WORK TO DO :: Keep only the lines of the listing that include the word "title", and copy them.

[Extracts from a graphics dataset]
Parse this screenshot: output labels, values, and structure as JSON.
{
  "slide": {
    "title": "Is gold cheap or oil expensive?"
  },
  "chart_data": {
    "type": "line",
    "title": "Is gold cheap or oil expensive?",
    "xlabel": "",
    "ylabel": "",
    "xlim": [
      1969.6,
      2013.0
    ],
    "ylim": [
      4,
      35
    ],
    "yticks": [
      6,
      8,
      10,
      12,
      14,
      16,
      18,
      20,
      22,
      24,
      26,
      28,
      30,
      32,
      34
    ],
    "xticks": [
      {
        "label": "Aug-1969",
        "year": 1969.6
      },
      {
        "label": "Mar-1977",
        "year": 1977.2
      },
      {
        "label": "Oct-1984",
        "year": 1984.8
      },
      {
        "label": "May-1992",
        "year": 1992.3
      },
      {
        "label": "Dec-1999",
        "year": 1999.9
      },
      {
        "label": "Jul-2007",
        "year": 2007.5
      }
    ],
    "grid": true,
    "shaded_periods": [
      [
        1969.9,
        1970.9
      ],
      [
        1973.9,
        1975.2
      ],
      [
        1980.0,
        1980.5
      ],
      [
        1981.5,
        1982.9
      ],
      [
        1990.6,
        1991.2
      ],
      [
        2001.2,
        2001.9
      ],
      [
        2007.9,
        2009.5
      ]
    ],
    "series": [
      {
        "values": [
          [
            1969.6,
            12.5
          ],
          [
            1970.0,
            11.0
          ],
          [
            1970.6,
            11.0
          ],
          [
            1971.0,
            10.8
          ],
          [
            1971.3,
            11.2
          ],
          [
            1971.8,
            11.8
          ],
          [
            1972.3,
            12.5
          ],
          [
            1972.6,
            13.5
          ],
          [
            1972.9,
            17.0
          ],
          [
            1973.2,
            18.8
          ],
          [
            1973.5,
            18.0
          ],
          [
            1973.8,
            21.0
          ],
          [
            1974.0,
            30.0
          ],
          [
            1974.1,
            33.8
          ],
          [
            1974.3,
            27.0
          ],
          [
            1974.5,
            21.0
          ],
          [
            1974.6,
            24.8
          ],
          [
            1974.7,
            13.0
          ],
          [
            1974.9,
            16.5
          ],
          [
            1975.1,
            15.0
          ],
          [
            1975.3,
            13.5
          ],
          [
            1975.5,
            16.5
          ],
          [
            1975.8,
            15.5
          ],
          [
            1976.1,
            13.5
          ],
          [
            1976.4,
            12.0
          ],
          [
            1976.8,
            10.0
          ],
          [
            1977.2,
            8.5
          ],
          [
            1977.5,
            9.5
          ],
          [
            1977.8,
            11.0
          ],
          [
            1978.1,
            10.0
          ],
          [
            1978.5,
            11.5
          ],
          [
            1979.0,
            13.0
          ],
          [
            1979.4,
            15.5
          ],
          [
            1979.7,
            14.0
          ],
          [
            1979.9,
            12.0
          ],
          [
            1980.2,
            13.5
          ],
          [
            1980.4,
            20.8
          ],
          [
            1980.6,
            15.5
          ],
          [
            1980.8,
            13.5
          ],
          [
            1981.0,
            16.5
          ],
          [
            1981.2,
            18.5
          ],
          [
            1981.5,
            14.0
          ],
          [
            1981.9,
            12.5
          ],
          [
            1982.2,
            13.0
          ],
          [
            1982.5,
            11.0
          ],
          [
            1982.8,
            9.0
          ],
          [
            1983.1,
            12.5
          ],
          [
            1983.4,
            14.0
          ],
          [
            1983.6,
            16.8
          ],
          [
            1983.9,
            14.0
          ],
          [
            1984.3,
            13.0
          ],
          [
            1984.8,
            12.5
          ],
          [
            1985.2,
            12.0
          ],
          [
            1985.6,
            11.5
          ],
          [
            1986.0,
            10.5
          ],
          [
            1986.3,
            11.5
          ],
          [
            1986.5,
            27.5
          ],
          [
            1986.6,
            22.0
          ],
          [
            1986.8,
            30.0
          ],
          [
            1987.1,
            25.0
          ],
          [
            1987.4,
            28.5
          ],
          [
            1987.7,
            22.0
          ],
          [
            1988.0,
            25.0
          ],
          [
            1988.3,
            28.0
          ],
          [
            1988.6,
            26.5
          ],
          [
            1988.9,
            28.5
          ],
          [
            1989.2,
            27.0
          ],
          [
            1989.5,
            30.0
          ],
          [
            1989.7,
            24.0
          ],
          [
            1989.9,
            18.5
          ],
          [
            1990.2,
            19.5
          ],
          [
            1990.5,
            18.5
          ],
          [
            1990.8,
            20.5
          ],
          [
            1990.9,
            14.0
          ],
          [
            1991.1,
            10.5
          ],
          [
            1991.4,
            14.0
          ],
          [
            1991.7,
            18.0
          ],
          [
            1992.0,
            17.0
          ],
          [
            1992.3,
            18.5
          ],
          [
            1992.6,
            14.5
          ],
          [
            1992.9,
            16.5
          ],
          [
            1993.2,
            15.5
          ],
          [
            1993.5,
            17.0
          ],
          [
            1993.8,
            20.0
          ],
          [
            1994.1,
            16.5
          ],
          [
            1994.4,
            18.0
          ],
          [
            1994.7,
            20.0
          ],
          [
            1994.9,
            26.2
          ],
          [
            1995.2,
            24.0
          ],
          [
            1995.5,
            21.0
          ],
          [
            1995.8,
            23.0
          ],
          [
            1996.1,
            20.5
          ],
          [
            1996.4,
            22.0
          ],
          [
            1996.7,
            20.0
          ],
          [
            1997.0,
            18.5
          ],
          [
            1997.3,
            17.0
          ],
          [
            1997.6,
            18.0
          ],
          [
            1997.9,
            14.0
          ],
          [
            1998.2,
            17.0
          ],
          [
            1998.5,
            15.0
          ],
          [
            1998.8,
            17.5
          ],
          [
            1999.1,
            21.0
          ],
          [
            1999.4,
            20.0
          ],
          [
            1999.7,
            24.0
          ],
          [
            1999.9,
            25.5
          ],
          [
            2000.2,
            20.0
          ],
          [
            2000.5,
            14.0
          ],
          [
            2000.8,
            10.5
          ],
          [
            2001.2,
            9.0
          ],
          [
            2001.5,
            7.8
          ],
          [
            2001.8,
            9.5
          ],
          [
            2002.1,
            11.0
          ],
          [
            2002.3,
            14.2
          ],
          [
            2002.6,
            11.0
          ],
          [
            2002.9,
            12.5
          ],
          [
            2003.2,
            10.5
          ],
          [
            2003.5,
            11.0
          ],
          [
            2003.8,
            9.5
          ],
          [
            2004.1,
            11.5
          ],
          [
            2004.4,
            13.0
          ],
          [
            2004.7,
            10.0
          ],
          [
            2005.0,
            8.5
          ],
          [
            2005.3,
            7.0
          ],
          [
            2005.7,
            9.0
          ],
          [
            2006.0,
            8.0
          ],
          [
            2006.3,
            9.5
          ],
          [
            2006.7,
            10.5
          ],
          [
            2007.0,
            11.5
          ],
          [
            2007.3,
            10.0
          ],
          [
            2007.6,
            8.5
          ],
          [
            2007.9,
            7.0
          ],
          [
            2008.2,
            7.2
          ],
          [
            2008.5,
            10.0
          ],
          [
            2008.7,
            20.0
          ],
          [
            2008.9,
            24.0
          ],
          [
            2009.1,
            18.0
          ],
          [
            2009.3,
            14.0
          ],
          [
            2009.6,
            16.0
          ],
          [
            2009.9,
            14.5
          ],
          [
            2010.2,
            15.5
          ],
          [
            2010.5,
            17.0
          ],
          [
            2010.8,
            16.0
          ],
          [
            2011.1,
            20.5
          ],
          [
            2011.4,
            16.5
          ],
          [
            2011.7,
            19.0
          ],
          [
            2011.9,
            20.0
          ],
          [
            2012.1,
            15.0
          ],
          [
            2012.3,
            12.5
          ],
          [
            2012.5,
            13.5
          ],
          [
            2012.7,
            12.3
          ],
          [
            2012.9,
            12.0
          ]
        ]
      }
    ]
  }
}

RESPONSE ::
    "title": "Is gold cheap or oil expensive?"
    "title": "Is gold cheap or oil expensive?",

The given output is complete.